> _Task description_
Print the data exactly. Omit the pictures.

> _Data_
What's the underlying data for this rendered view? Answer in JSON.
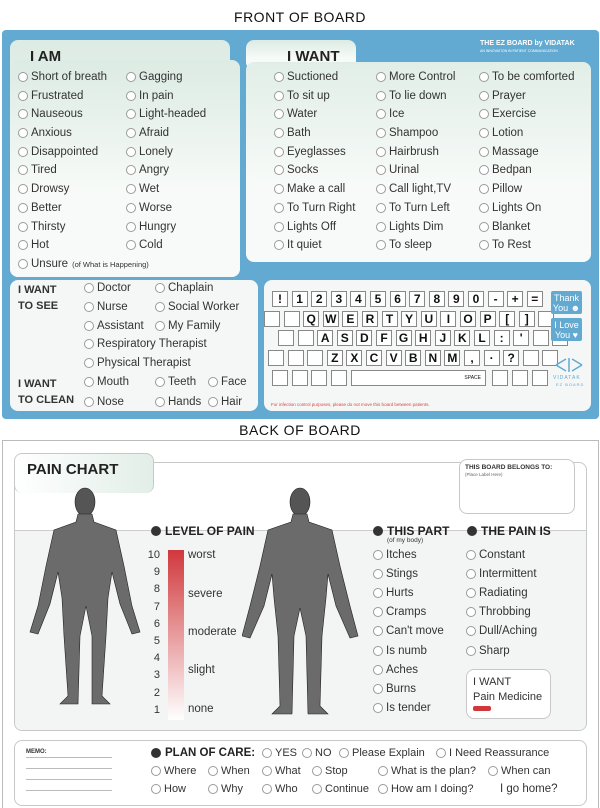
{
  "front": {
    "title": "FRONT OF BOARD",
    "brand": "THE EZ BOARD by VIDATAK",
    "tagline": "AN INNOVATION IN PATIENT COMMUNICATION",
    "i_am": {
      "heading": "I AM",
      "columns": [
        [
          "Short of breath",
          "Frustrated",
          "Nauseous",
          "Anxious",
          "Disappointed",
          "Tired",
          "Drowsy",
          "Better",
          "Thirsty",
          "Hot"
        ],
        [
          "Gagging",
          "In pain",
          "Light-headed",
          "Afraid",
          "Lonely",
          "Angry",
          "Wet",
          "Worse",
          "Hungry",
          "Cold"
        ]
      ],
      "unsure": "Unsure",
      "unsure_note": "(of What is Happening)"
    },
    "i_want": {
      "heading": "I WANT",
      "columns": [
        [
          "Suctioned",
          "To sit up",
          "Water",
          "Bath",
          "Eyeglasses",
          "Socks",
          "Make a call",
          "To Turn Right",
          "Lights Off",
          "It quiet"
        ],
        [
          "More Control",
          "To lie down",
          "Ice",
          "Shampoo",
          "Hairbrush",
          "Urinal",
          "Call light,TV",
          "To Turn Left",
          "Lights Dim",
          "To sleep"
        ],
        [
          "To be comforted",
          "Prayer",
          "Exercise",
          "Lotion",
          "Massage",
          "Bedpan",
          "Pillow",
          "Lights On",
          "Blanket",
          "To Rest"
        ]
      ]
    },
    "see": {
      "label": [
        "I WANT",
        "TO SEE"
      ],
      "items": [
        "Doctor",
        "Chaplain",
        "Nurse",
        "Social Worker",
        "Assistant",
        "My Family",
        "Respiratory Therapist",
        "Physical Therapist"
      ]
    },
    "clean": {
      "label": [
        "I WANT",
        "TO CLEAN"
      ],
      "items": [
        "Mouth",
        "Teeth",
        "Face",
        "Nose",
        "Hands",
        "Hair"
      ]
    },
    "keyboard": {
      "rows": [
        [
          "!",
          "1",
          "2",
          "3",
          "4",
          "5",
          "6",
          "7",
          "8",
          "9",
          "0",
          "-",
          "+",
          "="
        ],
        [
          "",
          "",
          "Q",
          "W",
          "E",
          "R",
          "T",
          "Y",
          "U",
          "I",
          "O",
          "P",
          "[",
          "]",
          ""
        ],
        [
          "",
          "",
          "A",
          "S",
          "D",
          "F",
          "G",
          "H",
          "J",
          "K",
          "L",
          ":",
          "'",
          "",
          ""
        ],
        [
          "",
          "",
          "",
          "Z",
          "X",
          "C",
          "V",
          "B",
          "N",
          "M",
          ",",
          "·",
          "?",
          "",
          ""
        ],
        [
          "",
          "",
          "",
          ""
        ]
      ],
      "row5_right": [
        "",
        "",
        ""
      ],
      "space": "SPACE"
    },
    "thank_you": [
      "Thank",
      "You ☻"
    ],
    "love_you": [
      "I Love",
      "You ♥"
    ],
    "logo": {
      "name": "VIDATAK",
      "sub": "EZ BOARD"
    },
    "notice": "For infection control purposes, please do not move this board between patients."
  },
  "back": {
    "title": "BACK OF BOARD",
    "pain_chart": "PAIN CHART",
    "belongs": "THIS BOARD BELONGS TO:",
    "belongs_placeholder": "(Place Label Here)",
    "level": {
      "heading": "LEVEL OF PAIN",
      "numbers": [
        "10",
        "9",
        "8",
        "7",
        "6",
        "5",
        "4",
        "3",
        "2",
        "1"
      ],
      "labels": [
        "worst",
        "severe",
        "moderate",
        "slight",
        "none"
      ],
      "color": "#d0383c"
    },
    "this_part": {
      "heading": "THIS PART",
      "sub": "(of my body)",
      "items": [
        "Itches",
        "Stings",
        "Hurts",
        "Cramps",
        "Can't move",
        "Is numb",
        "Aches",
        "Burns",
        "Is tender"
      ]
    },
    "pain_is": {
      "heading": "THE PAIN IS",
      "items": [
        "Constant",
        "Intermittent",
        "Radiating",
        "Throbbing",
        "Dull/Aching",
        "Sharp"
      ]
    },
    "want_box": {
      "line1": "I WANT",
      "line2": "Pain Medicine"
    },
    "memo": "MEMO:",
    "plan": {
      "heading": "PLAN OF CARE:",
      "row1": [
        "YES",
        "NO",
        "Please Explain",
        "I Need Reassurance"
      ],
      "row2": [
        "Where",
        "When",
        "What",
        "Stop",
        "What is the plan?",
        "When can"
      ],
      "row3": [
        "How",
        "Why",
        "Who",
        "Continue",
        "How am I doing?"
      ],
      "row3_tail": "I go home?"
    }
  }
}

> _Solution_
What's the underlying data for this rendered view? Answer in JSON.
{
  "front": {
    "title": "FRONT OF BOARD",
    "brand": "THE EZ BOARD by VIDATAK",
    "tagline": "AN INNOVATION IN PATIENT COMMUNICATION",
    "i_am": {
      "heading": "I AM",
      "columns": [
        [
          "Short of breath",
          "Frustrated",
          "Nauseous",
          "Anxious",
          "Disappointed",
          "Tired",
          "Drowsy",
          "Better",
          "Thirsty",
          "Hot"
        ],
        [
          "Gagging",
          "In pain",
          "Light-headed",
          "Afraid",
          "Lonely",
          "Angry",
          "Wet",
          "Worse",
          "Hungry",
          "Cold"
        ]
      ],
      "unsure": "Unsure",
      "unsure_note": "(of What is Happening)"
    },
    "i_want": {
      "heading": "I WANT",
      "columns": [
        [
          "Suctioned",
          "To sit up",
          "Water",
          "Bath",
          "Eyeglasses",
          "Socks",
          "Make a call",
          "To Turn Right",
          "Lights Off",
          "It quiet"
        ],
        [
          "More Control",
          "To lie down",
          "Ice",
          "Shampoo",
          "Hairbrush",
          "Urinal",
          "Call light,TV",
          "To Turn Left",
          "Lights Dim",
          "To sleep"
        ],
        [
          "To be comforted",
          "Prayer",
          "Exercise",
          "Lotion",
          "Massage",
          "Bedpan",
          "Pillow",
          "Lights On",
          "Blanket",
          "To Rest"
        ]
      ]
    },
    "see": {
      "label": [
        "I WANT",
        "TO SEE"
      ],
      "items": [
        "Doctor",
        "Chaplain",
        "Nurse",
        "Social Worker",
        "Assistant",
        "My Family",
        "Respiratory Therapist",
        "Physical Therapist"
      ]
    },
    "clean": {
      "label": [
        "I WANT",
        "TO CLEAN"
      ],
      "items": [
        "Mouth",
        "Teeth",
        "Face",
        "Nose",
        "Hands",
        "Hair"
      ]
    },
    "keyboard": {
      "rows": [
        [
          "!",
          "1",
          "2",
          "3",
          "4",
          "5",
          "6",
          "7",
          "8",
          "9",
          "0",
          "-",
          "+",
          "="
        ],
        [
          "",
          "",
          "Q",
          "W",
          "E",
          "R",
          "T",
          "Y",
          "U",
          "I",
          "O",
          "P",
          "[",
          "]",
          ""
        ],
        [
          "",
          "",
          "A",
          "S",
          "D",
          "F",
          "G",
          "H",
          "J",
          "K",
          "L",
          ":",
          "'",
          "",
          ""
        ],
        [
          "",
          "",
          "",
          "Z",
          "X",
          "C",
          "V",
          "B",
          "N",
          "M",
          ",",
          "·",
          "?",
          "",
          ""
        ],
        [
          "",
          "",
          "",
          ""
        ]
      ],
      "row5_right": [
        "",
        "",
        ""
      ],
      "space": "SPACE"
    },
    "thank_you": [
      "Thank",
      "You ☻"
    ],
    "love_you": [
      "I Love",
      "You ♥"
    ],
    "logo": {
      "name": "VIDATAK",
      "sub": "EZ BOARD"
    },
    "notice": "For infection control purposes, please do not move this board between patients."
  },
  "back": {
    "title": "BACK OF BOARD",
    "pain_chart": "PAIN CHART",
    "belongs": "THIS BOARD BELONGS TO:",
    "belongs_placeholder": "(Place Label Here)",
    "level": {
      "heading": "LEVEL OF PAIN",
      "numbers": [
        "10",
        "9",
        "8",
        "7",
        "6",
        "5",
        "4",
        "3",
        "2",
        "1"
      ],
      "labels": [
        "worst",
        "severe",
        "moderate",
        "slight",
        "none"
      ],
      "color": "#d0383c"
    },
    "this_part": {
      "heading": "THIS PART",
      "sub": "(of my body)",
      "items": [
        "Itches",
        "Stings",
        "Hurts",
        "Cramps",
        "Can't move",
        "Is numb",
        "Aches",
        "Burns",
        "Is tender"
      ]
    },
    "pain_is": {
      "heading": "THE PAIN IS",
      "items": [
        "Constant",
        "Intermittent",
        "Radiating",
        "Throbbing",
        "Dull/Aching",
        "Sharp"
      ]
    },
    "want_box": {
      "line1": "I WANT",
      "line2": "Pain Medicine"
    },
    "memo": "MEMO:",
    "plan": {
      "heading": "PLAN OF CARE:",
      "row1": [
        "YES",
        "NO",
        "Please Explain",
        "I Need Reassurance"
      ],
      "row2": [
        "Where",
        "When",
        "What",
        "Stop",
        "What is the plan?",
        "When can"
      ],
      "row3": [
        "How",
        "Why",
        "Who",
        "Continue",
        "How am I doing?"
      ],
      "row3_tail": "I go home?"
    }
  }
}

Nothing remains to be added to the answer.